### WRITTEN TASK
Please arrange the items from the start through the line containing "account-dropdown[interactable]: [1893, 47, 1920, 67]", both ends included, as a Markdown table with the columns Row and Text, where Row is the row number and Text holds the line. Skip any blank lines and include no other items.

### DATA TO PROCESS
*****

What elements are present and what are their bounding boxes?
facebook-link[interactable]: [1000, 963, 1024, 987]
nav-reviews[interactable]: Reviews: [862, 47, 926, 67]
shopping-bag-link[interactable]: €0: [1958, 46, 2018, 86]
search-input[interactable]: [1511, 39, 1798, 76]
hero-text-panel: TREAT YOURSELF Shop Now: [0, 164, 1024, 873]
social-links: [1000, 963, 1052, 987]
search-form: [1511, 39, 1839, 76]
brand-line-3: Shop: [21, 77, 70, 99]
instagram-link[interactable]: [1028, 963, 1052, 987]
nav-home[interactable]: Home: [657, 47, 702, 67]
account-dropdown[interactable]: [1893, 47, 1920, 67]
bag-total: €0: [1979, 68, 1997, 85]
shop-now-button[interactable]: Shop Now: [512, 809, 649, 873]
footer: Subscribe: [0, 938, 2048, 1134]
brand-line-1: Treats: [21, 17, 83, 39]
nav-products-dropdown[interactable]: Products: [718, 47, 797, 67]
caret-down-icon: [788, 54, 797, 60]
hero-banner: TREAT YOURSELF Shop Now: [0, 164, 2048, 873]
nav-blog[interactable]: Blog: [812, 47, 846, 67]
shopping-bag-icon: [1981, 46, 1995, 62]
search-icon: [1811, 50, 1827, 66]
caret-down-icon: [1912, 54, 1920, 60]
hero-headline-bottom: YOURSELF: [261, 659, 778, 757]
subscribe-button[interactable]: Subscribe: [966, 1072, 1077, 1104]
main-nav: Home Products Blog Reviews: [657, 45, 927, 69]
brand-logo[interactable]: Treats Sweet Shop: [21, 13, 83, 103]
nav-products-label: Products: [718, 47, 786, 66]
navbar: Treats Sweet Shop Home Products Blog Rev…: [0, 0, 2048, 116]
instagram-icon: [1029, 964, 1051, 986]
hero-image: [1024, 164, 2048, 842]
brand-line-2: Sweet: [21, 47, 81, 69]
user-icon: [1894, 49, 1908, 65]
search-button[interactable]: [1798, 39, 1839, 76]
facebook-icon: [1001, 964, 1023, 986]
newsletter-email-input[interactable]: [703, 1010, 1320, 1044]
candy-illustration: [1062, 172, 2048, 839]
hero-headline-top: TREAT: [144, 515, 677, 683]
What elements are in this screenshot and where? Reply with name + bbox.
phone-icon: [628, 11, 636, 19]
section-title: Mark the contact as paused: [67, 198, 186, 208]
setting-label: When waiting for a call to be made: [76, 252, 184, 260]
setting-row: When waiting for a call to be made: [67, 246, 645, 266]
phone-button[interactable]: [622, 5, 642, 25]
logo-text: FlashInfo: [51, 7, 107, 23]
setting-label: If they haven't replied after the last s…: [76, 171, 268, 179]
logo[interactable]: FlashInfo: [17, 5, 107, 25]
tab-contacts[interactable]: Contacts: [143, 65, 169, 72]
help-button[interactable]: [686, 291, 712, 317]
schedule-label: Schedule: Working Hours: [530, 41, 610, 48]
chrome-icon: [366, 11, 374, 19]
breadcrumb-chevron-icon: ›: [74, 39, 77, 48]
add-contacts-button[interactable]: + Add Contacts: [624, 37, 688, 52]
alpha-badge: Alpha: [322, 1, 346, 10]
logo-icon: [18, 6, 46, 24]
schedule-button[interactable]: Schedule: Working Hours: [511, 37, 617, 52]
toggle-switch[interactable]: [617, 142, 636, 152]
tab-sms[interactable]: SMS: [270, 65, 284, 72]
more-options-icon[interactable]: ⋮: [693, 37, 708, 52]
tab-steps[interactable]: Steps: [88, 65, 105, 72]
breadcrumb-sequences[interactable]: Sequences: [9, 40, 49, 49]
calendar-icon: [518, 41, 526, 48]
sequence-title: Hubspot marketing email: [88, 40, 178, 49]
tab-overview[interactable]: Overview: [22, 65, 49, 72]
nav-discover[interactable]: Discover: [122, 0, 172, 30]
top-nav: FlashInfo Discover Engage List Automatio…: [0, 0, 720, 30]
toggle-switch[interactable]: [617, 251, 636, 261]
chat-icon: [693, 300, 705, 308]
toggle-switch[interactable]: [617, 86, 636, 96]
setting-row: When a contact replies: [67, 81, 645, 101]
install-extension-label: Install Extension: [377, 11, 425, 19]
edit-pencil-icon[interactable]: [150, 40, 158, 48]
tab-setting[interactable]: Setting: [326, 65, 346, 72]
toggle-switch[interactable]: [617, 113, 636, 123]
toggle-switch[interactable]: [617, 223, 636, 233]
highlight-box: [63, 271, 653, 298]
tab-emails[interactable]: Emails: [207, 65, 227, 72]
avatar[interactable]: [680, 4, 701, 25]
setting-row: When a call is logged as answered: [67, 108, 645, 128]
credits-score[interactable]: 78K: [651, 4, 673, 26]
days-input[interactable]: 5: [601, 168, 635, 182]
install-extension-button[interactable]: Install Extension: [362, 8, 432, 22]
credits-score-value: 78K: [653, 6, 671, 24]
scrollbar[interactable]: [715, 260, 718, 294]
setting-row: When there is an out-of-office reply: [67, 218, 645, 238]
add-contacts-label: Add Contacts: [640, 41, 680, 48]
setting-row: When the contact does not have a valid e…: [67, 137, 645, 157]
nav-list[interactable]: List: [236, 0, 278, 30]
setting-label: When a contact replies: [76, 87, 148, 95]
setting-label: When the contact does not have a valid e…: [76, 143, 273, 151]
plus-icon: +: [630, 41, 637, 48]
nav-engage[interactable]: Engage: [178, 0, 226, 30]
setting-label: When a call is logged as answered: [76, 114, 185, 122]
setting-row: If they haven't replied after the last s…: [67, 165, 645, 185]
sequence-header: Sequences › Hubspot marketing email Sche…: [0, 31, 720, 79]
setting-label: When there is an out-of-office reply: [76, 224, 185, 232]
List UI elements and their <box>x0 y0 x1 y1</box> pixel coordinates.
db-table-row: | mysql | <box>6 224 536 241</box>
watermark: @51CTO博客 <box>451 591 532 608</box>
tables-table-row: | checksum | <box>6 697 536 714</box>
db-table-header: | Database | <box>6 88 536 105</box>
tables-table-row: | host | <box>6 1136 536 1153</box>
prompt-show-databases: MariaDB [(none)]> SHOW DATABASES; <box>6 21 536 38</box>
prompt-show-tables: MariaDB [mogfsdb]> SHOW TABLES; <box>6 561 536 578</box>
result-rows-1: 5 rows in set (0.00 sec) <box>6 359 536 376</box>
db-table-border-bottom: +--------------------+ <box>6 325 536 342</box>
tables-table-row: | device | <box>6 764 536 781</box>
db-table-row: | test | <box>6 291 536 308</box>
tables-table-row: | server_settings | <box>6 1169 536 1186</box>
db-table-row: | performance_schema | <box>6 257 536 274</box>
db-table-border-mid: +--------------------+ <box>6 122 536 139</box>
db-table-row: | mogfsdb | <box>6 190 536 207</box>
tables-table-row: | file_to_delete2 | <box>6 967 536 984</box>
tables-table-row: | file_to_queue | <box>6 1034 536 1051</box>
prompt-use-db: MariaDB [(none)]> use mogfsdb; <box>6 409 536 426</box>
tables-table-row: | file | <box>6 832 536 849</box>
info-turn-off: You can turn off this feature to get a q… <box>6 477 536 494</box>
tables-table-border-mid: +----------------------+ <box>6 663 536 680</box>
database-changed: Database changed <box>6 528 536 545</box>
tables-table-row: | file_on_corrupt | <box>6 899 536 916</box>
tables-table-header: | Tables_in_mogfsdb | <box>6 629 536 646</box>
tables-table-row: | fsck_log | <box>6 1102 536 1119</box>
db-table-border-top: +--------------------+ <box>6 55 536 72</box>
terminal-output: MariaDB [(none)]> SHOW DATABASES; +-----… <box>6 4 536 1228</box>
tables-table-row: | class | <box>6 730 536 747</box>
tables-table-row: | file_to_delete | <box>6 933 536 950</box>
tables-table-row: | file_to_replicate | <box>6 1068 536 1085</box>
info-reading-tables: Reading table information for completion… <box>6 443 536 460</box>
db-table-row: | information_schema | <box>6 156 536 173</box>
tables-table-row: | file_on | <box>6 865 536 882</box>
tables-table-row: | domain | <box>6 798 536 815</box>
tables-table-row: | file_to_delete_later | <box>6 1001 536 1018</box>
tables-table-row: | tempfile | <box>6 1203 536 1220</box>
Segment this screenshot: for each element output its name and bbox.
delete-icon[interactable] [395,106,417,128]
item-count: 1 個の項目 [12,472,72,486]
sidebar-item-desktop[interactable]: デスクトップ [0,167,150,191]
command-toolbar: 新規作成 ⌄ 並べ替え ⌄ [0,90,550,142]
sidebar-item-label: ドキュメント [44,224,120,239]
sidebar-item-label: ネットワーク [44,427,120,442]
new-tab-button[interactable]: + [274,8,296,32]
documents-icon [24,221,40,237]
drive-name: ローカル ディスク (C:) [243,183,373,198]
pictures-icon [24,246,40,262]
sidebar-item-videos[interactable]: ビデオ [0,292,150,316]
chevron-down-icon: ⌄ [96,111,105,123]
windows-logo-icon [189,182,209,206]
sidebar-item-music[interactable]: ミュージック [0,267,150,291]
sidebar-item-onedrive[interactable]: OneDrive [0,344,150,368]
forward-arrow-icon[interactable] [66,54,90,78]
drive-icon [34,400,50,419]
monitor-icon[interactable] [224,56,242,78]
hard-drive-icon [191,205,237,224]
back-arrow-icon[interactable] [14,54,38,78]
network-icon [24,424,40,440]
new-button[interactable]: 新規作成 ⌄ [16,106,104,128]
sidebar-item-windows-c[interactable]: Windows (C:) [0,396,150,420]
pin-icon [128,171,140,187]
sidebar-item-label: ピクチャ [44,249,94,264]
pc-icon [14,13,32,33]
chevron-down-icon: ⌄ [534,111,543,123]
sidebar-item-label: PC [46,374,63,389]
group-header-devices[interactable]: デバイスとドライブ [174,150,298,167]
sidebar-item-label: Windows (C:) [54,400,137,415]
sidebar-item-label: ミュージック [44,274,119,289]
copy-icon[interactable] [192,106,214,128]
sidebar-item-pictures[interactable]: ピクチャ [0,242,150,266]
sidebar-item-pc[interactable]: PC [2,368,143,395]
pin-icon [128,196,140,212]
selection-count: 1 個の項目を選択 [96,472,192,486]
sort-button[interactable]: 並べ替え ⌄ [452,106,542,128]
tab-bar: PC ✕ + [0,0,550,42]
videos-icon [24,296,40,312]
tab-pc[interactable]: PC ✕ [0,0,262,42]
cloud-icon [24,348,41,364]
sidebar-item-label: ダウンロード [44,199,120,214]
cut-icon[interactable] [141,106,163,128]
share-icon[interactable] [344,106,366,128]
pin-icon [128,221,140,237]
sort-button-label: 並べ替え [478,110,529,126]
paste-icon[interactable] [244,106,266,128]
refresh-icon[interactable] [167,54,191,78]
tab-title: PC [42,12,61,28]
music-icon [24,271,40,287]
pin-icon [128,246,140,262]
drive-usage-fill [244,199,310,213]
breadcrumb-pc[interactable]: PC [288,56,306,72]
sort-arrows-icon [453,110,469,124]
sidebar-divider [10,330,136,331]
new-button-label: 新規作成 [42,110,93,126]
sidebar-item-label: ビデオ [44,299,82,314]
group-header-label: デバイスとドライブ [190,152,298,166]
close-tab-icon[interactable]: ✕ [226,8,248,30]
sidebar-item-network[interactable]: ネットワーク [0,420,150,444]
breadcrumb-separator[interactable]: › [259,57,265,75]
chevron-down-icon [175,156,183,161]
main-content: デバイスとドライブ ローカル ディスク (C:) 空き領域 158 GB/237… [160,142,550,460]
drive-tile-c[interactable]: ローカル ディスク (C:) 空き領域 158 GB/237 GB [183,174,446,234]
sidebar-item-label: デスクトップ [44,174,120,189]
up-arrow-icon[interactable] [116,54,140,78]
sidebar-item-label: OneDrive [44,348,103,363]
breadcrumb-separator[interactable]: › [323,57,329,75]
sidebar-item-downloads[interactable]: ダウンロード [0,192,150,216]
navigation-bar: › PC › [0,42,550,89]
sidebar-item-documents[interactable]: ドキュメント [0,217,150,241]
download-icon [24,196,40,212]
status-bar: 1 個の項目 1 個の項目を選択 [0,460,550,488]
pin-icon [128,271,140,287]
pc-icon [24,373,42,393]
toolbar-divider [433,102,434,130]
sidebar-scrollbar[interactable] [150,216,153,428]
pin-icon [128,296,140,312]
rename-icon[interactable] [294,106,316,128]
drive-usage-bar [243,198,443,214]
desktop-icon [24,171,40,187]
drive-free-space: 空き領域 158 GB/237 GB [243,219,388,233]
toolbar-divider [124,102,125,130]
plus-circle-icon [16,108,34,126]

*****

### EXPECTED OUTPUT
| Row | Text |
|---|---|
| 1 | What elements are present and what are their bounding boxes? |
| 2 | facebook-link[interactable]: [1000, 963, 1024, 987] |
| 3 | nav-reviews[interactable]: Reviews: [862, 47, 926, 67] |
| 4 | shopping-bag-link[interactable]: €0: [1958, 46, 2018, 86] |
| 5 | search-input[interactable]: [1511, 39, 1798, 76] |
| 6 | hero-text-panel: TREAT YOURSELF Shop Now: [0, 164, 1024, 873] |
| 7 | social-links: [1000, 963, 1052, 987] |
| 8 | search-form: [1511, 39, 1839, 76] |
| 9 | brand-line-3: Shop: [21, 77, 70, 99] |
| 10 | instagram-link[interactable]: [1028, 963, 1052, 987] |
| 11 | nav-home[interactable]: Home: [657, 47, 702, 67] |
| 12 | account-dropdown[interactable]: [1893, 47, 1920, 67] |